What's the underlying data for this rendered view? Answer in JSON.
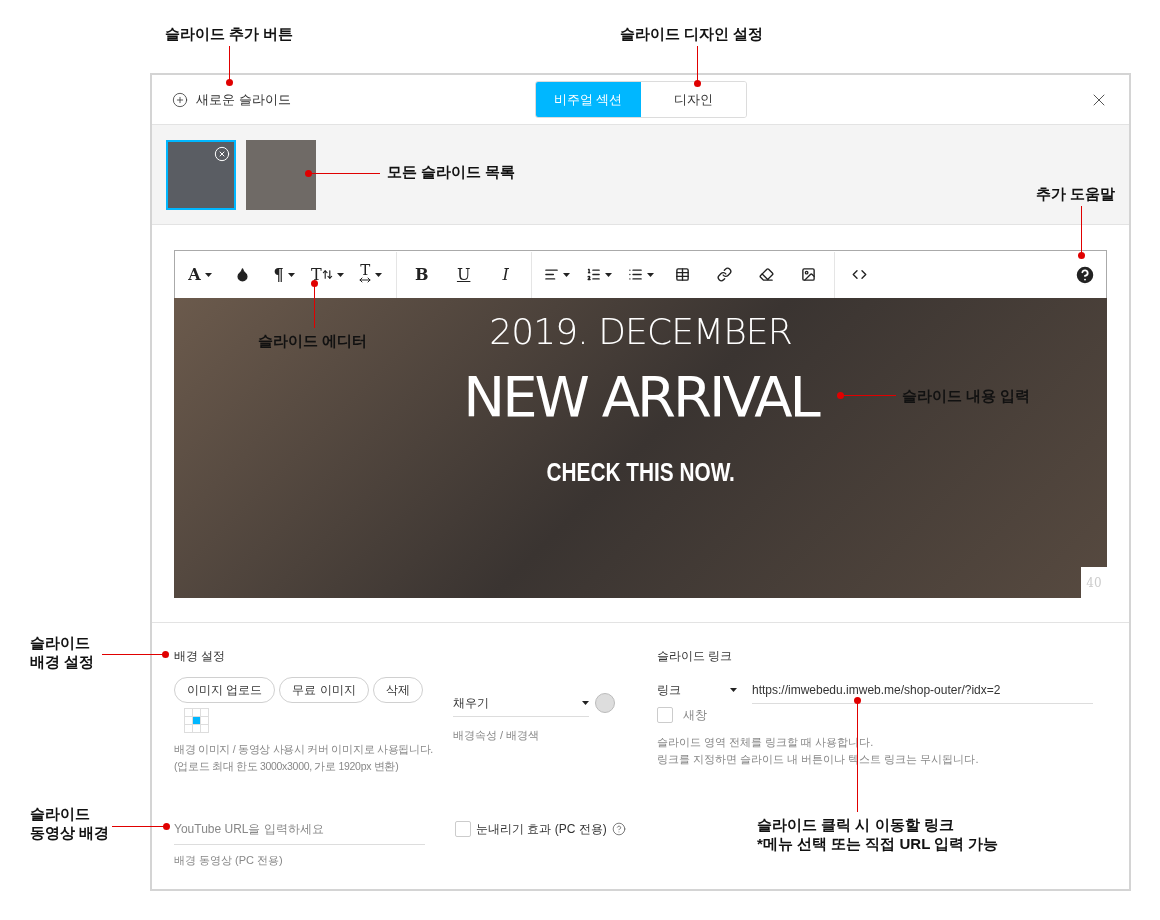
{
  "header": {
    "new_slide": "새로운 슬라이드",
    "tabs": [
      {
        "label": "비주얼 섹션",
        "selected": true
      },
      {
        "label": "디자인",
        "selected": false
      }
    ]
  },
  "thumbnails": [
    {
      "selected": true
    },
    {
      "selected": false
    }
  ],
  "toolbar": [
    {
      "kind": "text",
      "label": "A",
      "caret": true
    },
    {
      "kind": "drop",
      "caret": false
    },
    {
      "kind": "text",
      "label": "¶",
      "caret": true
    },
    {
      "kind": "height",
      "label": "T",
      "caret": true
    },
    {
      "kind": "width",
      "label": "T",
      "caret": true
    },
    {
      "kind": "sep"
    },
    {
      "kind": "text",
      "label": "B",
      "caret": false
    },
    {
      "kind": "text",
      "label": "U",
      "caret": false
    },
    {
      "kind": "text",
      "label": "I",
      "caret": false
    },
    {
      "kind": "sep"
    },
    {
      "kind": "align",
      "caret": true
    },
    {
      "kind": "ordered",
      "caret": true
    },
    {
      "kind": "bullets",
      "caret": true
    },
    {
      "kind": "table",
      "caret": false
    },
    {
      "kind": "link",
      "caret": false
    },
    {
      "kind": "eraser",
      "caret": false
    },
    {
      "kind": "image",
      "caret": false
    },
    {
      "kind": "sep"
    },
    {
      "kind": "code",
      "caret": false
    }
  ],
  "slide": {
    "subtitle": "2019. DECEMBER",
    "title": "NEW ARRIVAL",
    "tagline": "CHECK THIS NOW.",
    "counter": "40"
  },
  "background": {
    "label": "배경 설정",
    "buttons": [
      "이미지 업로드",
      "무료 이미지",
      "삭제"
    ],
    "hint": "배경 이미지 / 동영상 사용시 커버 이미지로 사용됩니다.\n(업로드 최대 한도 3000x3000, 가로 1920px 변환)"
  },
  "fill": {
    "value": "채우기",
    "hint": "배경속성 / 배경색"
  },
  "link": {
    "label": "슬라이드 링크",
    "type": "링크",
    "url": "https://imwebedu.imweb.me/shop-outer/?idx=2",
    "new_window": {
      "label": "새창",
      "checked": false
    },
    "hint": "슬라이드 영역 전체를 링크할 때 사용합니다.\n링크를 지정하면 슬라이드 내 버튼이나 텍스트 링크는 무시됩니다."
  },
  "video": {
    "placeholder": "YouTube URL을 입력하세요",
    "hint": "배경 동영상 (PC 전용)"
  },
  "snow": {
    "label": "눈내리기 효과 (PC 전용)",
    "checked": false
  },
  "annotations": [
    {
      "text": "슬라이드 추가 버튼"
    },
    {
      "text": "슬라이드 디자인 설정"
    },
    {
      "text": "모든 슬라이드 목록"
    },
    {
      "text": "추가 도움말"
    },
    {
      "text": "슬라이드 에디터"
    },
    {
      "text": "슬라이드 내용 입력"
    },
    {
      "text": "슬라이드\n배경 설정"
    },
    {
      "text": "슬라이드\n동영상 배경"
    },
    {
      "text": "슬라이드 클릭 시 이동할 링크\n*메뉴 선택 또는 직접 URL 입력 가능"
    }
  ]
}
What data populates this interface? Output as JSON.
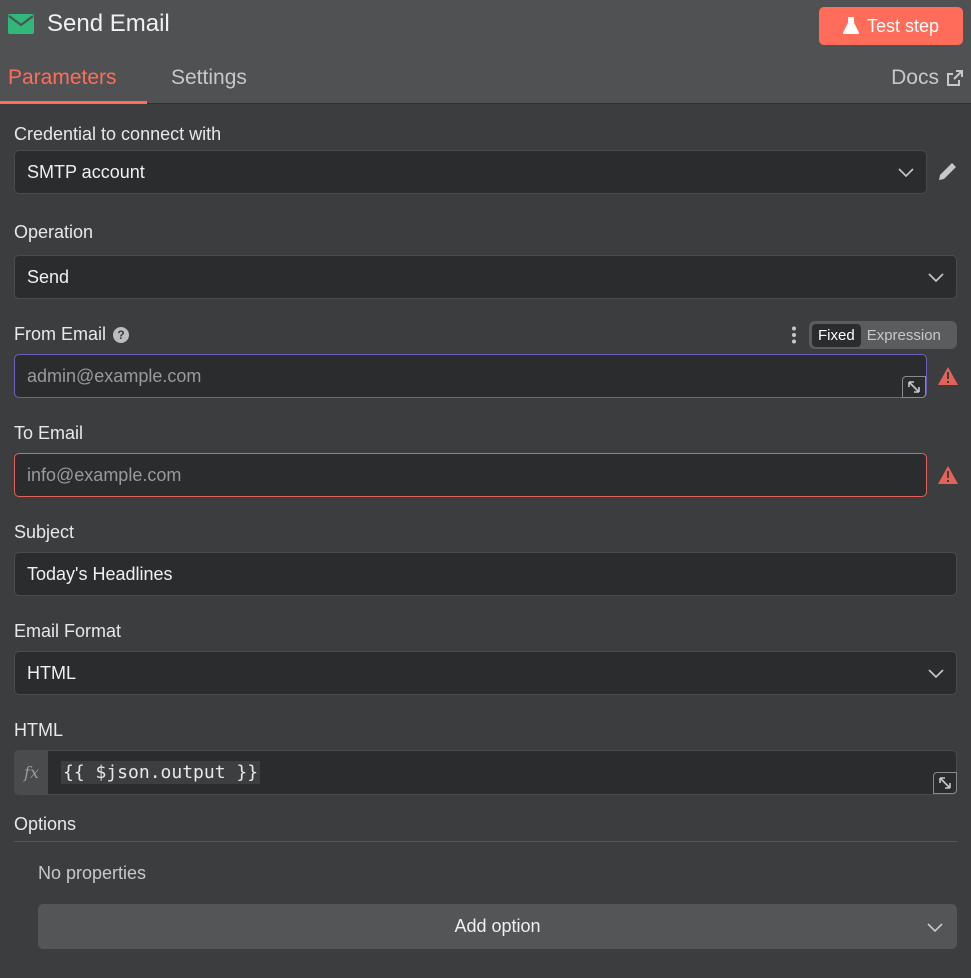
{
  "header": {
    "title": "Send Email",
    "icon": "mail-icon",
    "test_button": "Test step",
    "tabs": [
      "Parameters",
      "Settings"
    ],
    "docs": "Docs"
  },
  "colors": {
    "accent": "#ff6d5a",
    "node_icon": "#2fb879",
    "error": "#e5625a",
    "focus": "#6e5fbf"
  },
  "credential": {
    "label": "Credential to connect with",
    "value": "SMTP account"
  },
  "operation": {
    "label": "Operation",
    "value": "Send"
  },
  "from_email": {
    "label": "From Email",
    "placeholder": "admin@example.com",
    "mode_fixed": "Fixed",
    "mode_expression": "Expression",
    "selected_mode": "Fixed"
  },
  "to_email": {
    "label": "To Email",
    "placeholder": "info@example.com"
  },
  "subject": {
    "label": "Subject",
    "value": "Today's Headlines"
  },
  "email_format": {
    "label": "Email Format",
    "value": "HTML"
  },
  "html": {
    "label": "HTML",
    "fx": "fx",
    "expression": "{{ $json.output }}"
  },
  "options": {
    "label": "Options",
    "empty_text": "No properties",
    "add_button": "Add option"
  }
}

Task prompt ▸
Copy every record above exactly, leaving out any pictures.

Correct answer ▸
What's the underlying data for this rendered view? Answer in JSON.
{
  "header": {
    "new_slide": "새로운 슬라이드",
    "tabs": [
      {
        "label": "비주얼 섹션",
        "selected": true
      },
      {
        "label": "디자인",
        "selected": false
      }
    ]
  },
  "thumbnails": [
    {
      "selected": true
    },
    {
      "selected": false
    }
  ],
  "toolbar": [
    {
      "kind": "text",
      "label": "A",
      "caret": true
    },
    {
      "kind": "drop",
      "caret": false
    },
    {
      "kind": "text",
      "label": "¶",
      "caret": true
    },
    {
      "kind": "height",
      "label": "T",
      "caret": true
    },
    {
      "kind": "width",
      "label": "T",
      "caret": true
    },
    {
      "kind": "sep"
    },
    {
      "kind": "text",
      "label": "B",
      "caret": false
    },
    {
      "kind": "text",
      "label": "U",
      "caret": false
    },
    {
      "kind": "text",
      "label": "I",
      "caret": false
    },
    {
      "kind": "sep"
    },
    {
      "kind": "align",
      "caret": true
    },
    {
      "kind": "ordered",
      "caret": true
    },
    {
      "kind": "bullets",
      "caret": true
    },
    {
      "kind": "table",
      "caret": false
    },
    {
      "kind": "link",
      "caret": false
    },
    {
      "kind": "eraser",
      "caret": false
    },
    {
      "kind": "image",
      "caret": false
    },
    {
      "kind": "sep"
    },
    {
      "kind": "code",
      "caret": false
    }
  ],
  "slide": {
    "subtitle": "2019. DECEMBER",
    "title": "NEW ARRIVAL",
    "tagline": "CHECK THIS NOW.",
    "counter": "40"
  },
  "background": {
    "label": "배경 설정",
    "buttons": [
      "이미지 업로드",
      "무료 이미지",
      "삭제"
    ],
    "hint": "배경 이미지 / 동영상 사용시 커버 이미지로 사용됩니다.\n(업로드 최대 한도 3000x3000, 가로 1920px 변환)"
  },
  "fill": {
    "value": "채우기",
    "hint": "배경속성 / 배경색"
  },
  "link": {
    "label": "슬라이드 링크",
    "type": "링크",
    "url": "https://imwebedu.imweb.me/shop-outer/?idx=2",
    "new_window": {
      "label": "새창",
      "checked": false
    },
    "hint": "슬라이드 영역 전체를 링크할 때 사용합니다.\n링크를 지정하면 슬라이드 내 버튼이나 텍스트 링크는 무시됩니다."
  },
  "video": {
    "placeholder": "YouTube URL을 입력하세요",
    "hint": "배경 동영상 (PC 전용)"
  },
  "snow": {
    "label": "눈내리기 효과 (PC 전용)",
    "checked": false
  },
  "annotations": [
    {
      "text": "슬라이드 추가 버튼"
    },
    {
      "text": "슬라이드 디자인 설정"
    },
    {
      "text": "모든 슬라이드 목록"
    },
    {
      "text": "추가 도움말"
    },
    {
      "text": "슬라이드 에디터"
    },
    {
      "text": "슬라이드 내용 입력"
    },
    {
      "text": "슬라이드\n배경 설정"
    },
    {
      "text": "슬라이드\n동영상 배경"
    },
    {
      "text": "슬라이드 클릭 시 이동할 링크\n*메뉴 선택 또는 직접 URL 입력 가능"
    }
  ]
}
What data populates this interface? Output as JSON.
{
  "header": {
    "title": "Send Email",
    "icon": "mail-icon",
    "test_button": "Test step",
    "tabs": [
      "Parameters",
      "Settings"
    ],
    "docs": "Docs"
  },
  "colors": {
    "accent": "#ff6d5a",
    "node_icon": "#2fb879",
    "error": "#e5625a",
    "focus": "#6e5fbf"
  },
  "credential": {
    "label": "Credential to connect with",
    "value": "SMTP account"
  },
  "operation": {
    "label": "Operation",
    "value": "Send"
  },
  "from_email": {
    "label": "From Email",
    "placeholder": "admin@example.com",
    "mode_fixed": "Fixed",
    "mode_expression": "Expression",
    "selected_mode": "Fixed"
  },
  "to_email": {
    "label": "To Email",
    "placeholder": "info@example.com"
  },
  "subject": {
    "label": "Subject",
    "value": "Today's Headlines"
  },
  "email_format": {
    "label": "Email Format",
    "value": "HTML"
  },
  "html": {
    "label": "HTML",
    "fx": "fx",
    "expression": "{{ $json.output }}"
  },
  "options": {
    "label": "Options",
    "empty_text": "No properties",
    "add_button": "Add option"
  }
}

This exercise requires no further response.